### PROBLEM DESCRIPTION
The data below must be copied in full and without any change.

[Data records]
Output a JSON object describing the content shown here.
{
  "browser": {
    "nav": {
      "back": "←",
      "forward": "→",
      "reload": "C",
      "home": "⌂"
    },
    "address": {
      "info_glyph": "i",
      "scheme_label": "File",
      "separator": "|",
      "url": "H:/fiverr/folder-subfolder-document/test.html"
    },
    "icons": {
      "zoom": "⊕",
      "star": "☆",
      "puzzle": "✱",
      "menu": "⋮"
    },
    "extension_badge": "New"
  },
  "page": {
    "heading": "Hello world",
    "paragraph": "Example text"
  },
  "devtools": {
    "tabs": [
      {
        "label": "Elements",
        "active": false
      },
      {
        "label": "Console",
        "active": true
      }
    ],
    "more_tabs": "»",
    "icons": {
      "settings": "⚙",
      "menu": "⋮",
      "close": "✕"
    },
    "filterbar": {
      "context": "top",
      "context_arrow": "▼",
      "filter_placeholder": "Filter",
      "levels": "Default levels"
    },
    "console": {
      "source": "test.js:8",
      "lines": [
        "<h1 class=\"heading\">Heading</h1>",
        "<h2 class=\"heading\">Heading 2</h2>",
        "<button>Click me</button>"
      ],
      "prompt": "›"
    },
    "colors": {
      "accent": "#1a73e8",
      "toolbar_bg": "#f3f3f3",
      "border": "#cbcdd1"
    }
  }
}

### TASK OUTPUT
Output a JSON object describing the content shown here.
{
  "browser": {
    "nav": {
      "back": "←",
      "forward": "→",
      "reload": "C",
      "home": "⌂"
    },
    "address": {
      "info_glyph": "i",
      "scheme_label": "File",
      "separator": "|",
      "url": "H:/fiverr/folder-subfolder-document/test.html"
    },
    "icons": {
      "zoom": "⊕",
      "star": "☆",
      "puzzle": "✱",
      "menu": "⋮"
    },
    "extension_badge": "New"
  },
  "page": {
    "heading": "Hello world",
    "paragraph": "Example text"
  },
  "devtools": {
    "tabs": [
      {
        "label": "Elements",
        "active": false
      },
      {
        "label": "Console",
        "active": true
      }
    ],
    "more_tabs": "»",
    "icons": {
      "settings": "⚙",
      "menu": "⋮",
      "close": "✕"
    },
    "filterbar": {
      "context": "top",
      "context_arrow": "▼",
      "filter_placeholder": "Filter",
      "levels": "Default levels"
    },
    "console": {
      "source": "test.js:8",
      "lines": [
        "<h1 class=\"heading\">Heading</h1>",
        "<h2 class=\"heading\">Heading 2</h2>",
        "<button>Click me</button>"
      ],
      "prompt": "›"
    },
    "colors": {
      "accent": "#1a73e8",
      "toolbar_bg": "#f3f3f3",
      "border": "#cbcdd1"
    }
  }
}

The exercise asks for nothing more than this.